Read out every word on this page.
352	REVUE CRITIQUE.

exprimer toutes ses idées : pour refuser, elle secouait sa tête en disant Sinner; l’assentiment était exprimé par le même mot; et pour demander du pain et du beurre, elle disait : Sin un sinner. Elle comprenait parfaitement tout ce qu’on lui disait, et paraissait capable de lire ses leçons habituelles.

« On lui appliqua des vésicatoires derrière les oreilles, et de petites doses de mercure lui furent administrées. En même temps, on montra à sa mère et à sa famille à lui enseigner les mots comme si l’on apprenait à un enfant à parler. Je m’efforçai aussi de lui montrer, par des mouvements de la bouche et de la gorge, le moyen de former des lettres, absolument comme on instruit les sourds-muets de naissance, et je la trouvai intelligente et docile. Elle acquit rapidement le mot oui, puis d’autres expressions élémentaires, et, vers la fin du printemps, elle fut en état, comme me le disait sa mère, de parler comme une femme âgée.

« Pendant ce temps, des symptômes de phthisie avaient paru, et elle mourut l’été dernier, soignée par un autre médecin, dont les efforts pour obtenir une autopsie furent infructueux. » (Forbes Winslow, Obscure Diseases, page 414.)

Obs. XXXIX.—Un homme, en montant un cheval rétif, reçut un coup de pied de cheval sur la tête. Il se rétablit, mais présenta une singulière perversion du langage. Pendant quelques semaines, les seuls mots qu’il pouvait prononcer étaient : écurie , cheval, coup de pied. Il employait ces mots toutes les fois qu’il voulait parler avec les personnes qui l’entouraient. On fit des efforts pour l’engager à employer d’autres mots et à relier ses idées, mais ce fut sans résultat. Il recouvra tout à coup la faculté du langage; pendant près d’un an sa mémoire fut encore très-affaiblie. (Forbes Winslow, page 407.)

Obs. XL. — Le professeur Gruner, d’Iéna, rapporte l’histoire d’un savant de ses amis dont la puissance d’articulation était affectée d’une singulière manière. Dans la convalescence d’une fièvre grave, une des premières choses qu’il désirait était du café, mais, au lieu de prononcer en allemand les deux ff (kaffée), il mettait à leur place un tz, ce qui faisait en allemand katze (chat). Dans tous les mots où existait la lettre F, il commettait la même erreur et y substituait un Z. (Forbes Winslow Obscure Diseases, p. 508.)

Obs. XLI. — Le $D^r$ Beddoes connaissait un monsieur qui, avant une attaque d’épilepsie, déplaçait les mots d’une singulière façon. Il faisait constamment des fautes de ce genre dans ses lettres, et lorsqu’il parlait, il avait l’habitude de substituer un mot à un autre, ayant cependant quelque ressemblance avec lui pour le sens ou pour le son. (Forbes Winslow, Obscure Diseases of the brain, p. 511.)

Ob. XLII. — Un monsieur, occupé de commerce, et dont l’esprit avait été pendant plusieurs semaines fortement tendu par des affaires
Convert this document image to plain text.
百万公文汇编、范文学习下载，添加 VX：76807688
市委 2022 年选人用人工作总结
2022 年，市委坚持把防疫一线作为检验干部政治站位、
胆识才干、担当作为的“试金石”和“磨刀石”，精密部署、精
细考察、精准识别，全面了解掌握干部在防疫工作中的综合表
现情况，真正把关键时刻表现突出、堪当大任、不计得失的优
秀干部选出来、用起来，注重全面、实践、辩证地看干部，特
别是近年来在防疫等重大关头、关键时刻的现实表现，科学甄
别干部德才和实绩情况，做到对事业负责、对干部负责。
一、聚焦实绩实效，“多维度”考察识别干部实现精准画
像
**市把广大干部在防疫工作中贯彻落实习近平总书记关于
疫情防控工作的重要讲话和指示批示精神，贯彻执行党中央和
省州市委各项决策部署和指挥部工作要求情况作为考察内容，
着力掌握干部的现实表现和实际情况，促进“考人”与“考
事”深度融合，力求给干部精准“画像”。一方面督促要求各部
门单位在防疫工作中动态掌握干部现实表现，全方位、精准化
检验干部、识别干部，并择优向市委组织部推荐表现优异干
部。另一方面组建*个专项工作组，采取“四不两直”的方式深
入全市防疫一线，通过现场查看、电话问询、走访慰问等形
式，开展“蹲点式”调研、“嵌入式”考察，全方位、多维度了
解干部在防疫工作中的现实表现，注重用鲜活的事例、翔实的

== INSTRUCTIONS TO FOLLOW ==
Every line of the material must be returned exactly as it appears.

== TASK ANSWER ==
Read out every word on this page.
352	REVUE CRITIQUE.

exprimer toutes ses idées : pour refuser, elle secouait sa tête en disant Sinner; l’assentiment était exprimé par le même mot; et pour demander du pain et du beurre, elle disait : Sin un sinner. Elle comprenait parfaitement tout ce qu’on lui disait, et paraissait capable de lire ses leçons habituelles.

« On lui appliqua des vésicatoires derrière les oreilles, et de petites doses de mercure lui furent administrées. En même temps, on montra à sa mère et à sa famille à lui enseigner les mots comme si l’on apprenait à un enfant à parler. Je m’efforçai aussi de lui montrer, par des mouvements de la bouche et de la gorge, le moyen de former des lettres, absolument comme on instruit les sourds-muets de naissance, et je la trouvai intelligente et docile. Elle acquit rapidement le mot oui, puis d’autres expressions élémentaires, et, vers la fin du printemps, elle fut en état, comme me le disait sa mère, de parler comme une femme âgée.

« Pendant ce temps, des symptômes de phthisie avaient paru, et elle mourut l’été dernier, soignée par un autre médecin, dont les efforts pour obtenir une autopsie furent infructueux. » (Forbes Winslow, Obscure Diseases, page 414.)

Obs. XXXIX.—Un homme, en montant un cheval rétif, reçut un coup de pied de cheval sur la tête. Il se rétablit, mais présenta une singulière perversion du langage. Pendant quelques semaines, les seuls mots qu’il pouvait prononcer étaient : écurie , cheval, coup de pied. Il employait ces mots toutes les fois qu’il voulait parler avec les personnes qui l’entouraient. On fit des efforts pour l’engager à employer d’autres mots et à relier ses idées, mais ce fut sans résultat. Il recouvra tout à coup la faculté du langage; pendant près d’un an sa mémoire fut encore très-affaiblie. (Forbes Winslow, page 407.)

Obs. XL. — Le professeur Gruner, d’Iéna, rapporte l’histoire d’un savant de ses amis dont la puissance d’articulation était affectée d’une singulière manière. Dans la convalescence d’une fièvre grave, une des premières choses qu’il désirait était du café, mais, au lieu de prononcer en allemand les deux ff (kaffée), il mettait à leur place un tz, ce qui faisait en allemand katze (chat). Dans tous les mots où existait la lettre F, il commettait la même erreur et y substituait un Z. (Forbes Winslow Obscure Diseases, p. 508.)

Obs. XLI. — Le $D^r$ Beddoes connaissait un monsieur qui, avant une attaque d’épilepsie, déplaçait les mots d’une singulière façon. Il faisait constamment des fautes de ce genre dans ses lettres, et lorsqu’il parlait, il avait l’habitude de substituer un mot à un autre, ayant cependant quelque ressemblance avec lui pour le sens ou pour le son. (Forbes Winslow, Obscure Diseases of the brain, p. 511.)

Ob. XLII. — Un monsieur, occupé de commerce, et dont l’esprit avait été pendant plusieurs semaines fortement tendu par des affaires
Convert this document image to plain text.
百万公文汇编、范文学习下载，添加 VX：76807688
市委 2022 年选人用人工作总结
2022 年，市委坚持把防疫一线作为检验干部政治站位、
胆识才干、担当作为的“试金石”和“磨刀石”，精密部署、精
细考察、精准识别，全面了解掌握干部在防疫工作中的综合表
现情况，真正把关键时刻表现突出、堪当大任、不计得失的优
秀干部选出来、用起来，注重全面、实践、辩证地看干部，特
别是近年来在防疫等重大关头、关键时刻的现实表现，科学甄
别干部德才和实绩情况，做到对事业负责、对干部负责。
一、聚焦实绩实效，“多维度”考察识别干部实现精准画
像
**市把广大干部在防疫工作中贯彻落实习近平总书记关于
疫情防控工作的重要讲话和指示批示精神，贯彻执行党中央和
省州市委各项决策部署和指挥部工作要求情况作为考察内容，
着力掌握干部的现实表现和实际情况，促进“考人”与“考
事”深度融合，力求给干部精准“画像”。一方面督促要求各部
门单位在防疫工作中动态掌握干部现实表现，全方位、精准化
检验干部、识别干部，并择优向市委组织部推荐表现优异干
部。另一方面组建*个专项工作组，采取“四不两直”的方式深
入全市防疫一线，通过现场查看、电话问询、走访慰问等形
式，开展“蹲点式”调研、“嵌入式”考察，全方位、多维度了
解干部在防疫工作中的现实表现，注重用鲜活的事例、翔实的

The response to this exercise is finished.